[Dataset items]
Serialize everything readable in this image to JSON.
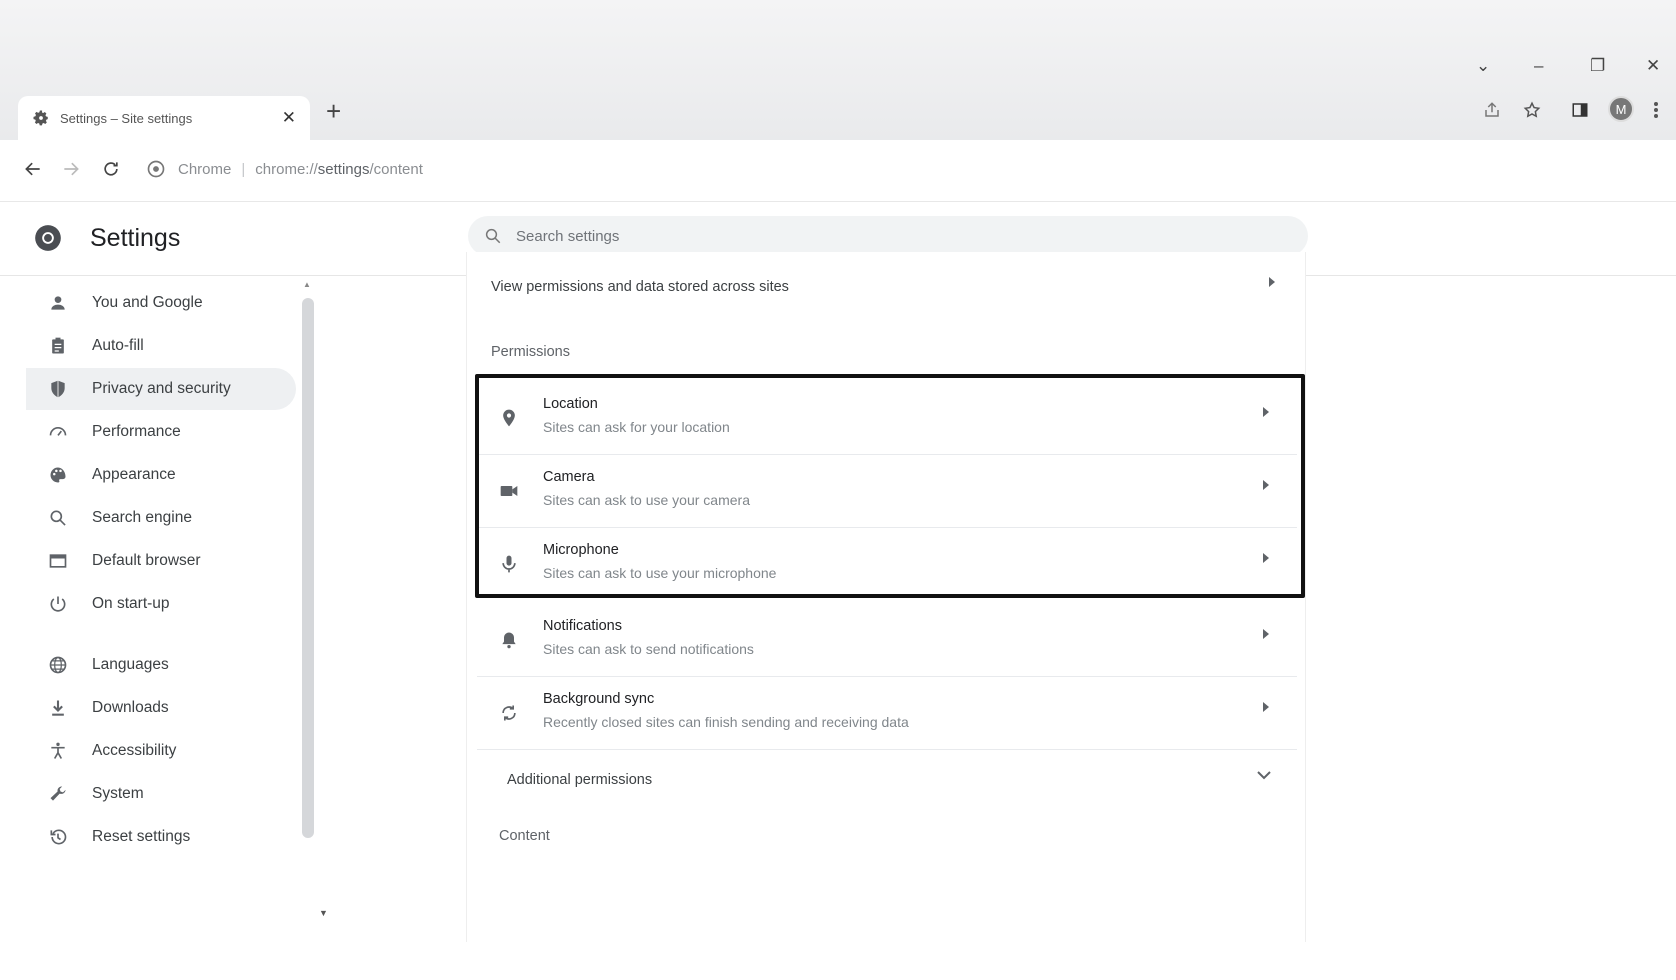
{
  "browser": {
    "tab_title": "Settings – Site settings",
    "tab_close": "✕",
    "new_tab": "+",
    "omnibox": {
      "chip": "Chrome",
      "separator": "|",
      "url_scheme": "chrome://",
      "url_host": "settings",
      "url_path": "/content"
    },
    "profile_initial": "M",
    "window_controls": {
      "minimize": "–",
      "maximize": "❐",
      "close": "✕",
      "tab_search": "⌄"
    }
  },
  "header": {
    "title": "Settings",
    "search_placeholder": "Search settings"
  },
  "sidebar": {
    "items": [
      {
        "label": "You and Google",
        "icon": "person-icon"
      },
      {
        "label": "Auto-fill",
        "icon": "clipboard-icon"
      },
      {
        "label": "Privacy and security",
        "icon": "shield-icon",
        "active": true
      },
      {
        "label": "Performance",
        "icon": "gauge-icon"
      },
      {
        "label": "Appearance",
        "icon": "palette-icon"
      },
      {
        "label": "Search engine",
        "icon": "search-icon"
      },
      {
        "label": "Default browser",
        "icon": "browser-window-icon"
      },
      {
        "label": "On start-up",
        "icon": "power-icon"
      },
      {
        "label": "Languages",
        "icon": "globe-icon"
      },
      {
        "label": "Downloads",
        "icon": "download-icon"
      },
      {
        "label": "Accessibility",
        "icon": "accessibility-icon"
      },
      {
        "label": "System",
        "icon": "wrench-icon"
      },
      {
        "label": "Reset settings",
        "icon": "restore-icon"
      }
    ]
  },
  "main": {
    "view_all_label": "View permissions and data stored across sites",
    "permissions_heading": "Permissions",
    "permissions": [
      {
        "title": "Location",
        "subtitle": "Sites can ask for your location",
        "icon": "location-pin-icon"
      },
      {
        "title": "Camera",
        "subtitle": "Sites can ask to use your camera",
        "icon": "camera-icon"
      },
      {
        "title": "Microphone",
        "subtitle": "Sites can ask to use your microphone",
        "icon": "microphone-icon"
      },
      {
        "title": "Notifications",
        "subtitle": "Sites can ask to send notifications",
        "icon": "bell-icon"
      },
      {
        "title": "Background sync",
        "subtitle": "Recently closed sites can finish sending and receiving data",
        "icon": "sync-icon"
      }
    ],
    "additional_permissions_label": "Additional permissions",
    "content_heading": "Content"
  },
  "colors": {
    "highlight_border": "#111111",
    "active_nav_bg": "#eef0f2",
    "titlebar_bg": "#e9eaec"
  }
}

==

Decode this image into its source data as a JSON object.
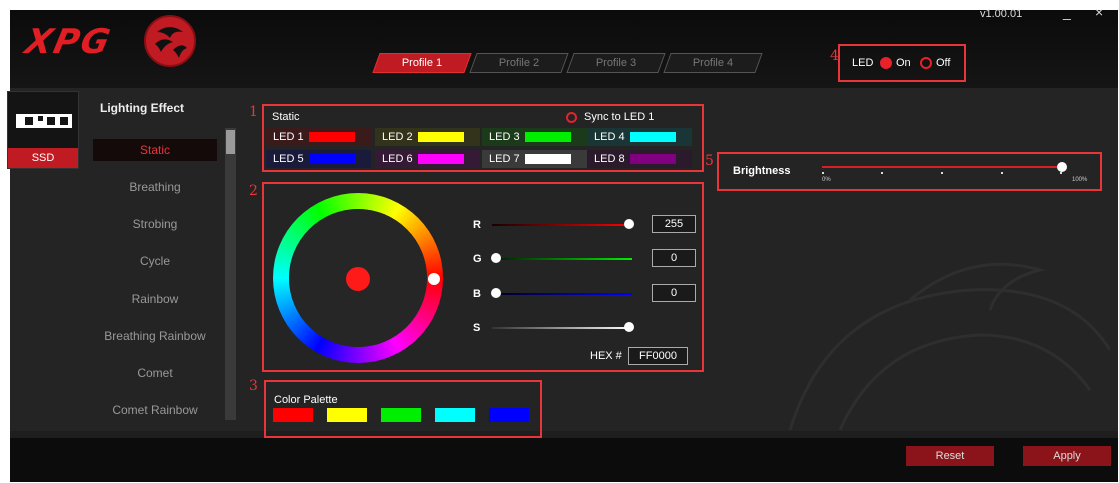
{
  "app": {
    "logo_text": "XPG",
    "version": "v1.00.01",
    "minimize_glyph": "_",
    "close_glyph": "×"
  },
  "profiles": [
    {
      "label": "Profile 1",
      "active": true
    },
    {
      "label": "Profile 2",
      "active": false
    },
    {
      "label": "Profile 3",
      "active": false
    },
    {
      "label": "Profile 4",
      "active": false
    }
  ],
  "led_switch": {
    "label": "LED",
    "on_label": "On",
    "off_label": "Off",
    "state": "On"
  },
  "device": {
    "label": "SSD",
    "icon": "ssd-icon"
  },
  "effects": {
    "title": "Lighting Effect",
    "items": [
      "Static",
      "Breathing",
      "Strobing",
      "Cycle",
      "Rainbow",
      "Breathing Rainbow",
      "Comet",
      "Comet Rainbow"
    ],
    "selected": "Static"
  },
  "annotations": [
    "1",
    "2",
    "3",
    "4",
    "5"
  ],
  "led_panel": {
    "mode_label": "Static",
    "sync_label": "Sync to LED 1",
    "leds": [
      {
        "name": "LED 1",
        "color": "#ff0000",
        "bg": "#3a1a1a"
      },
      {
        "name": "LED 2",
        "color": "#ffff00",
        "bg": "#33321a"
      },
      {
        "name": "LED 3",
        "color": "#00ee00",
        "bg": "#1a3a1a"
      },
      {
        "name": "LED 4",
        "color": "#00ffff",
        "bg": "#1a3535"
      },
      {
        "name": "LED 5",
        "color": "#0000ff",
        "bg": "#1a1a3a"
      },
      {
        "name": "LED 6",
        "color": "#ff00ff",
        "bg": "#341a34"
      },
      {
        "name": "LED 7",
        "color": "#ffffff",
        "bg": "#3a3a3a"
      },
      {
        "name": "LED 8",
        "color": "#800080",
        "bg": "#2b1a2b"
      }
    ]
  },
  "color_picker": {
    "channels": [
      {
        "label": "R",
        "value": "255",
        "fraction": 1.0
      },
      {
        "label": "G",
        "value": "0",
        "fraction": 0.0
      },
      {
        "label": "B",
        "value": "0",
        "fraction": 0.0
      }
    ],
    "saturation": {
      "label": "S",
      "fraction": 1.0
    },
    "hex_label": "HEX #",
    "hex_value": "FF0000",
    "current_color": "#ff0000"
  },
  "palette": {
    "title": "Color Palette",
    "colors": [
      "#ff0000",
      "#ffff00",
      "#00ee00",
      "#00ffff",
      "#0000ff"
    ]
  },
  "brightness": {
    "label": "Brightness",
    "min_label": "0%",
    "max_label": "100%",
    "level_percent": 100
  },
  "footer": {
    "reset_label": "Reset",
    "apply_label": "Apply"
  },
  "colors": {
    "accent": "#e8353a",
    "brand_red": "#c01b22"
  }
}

▸ Direction
Using the material above, report each line where "Reset" occurs.

▸ Output
        "label": "Reset settings",
    "reset_label": "Reset",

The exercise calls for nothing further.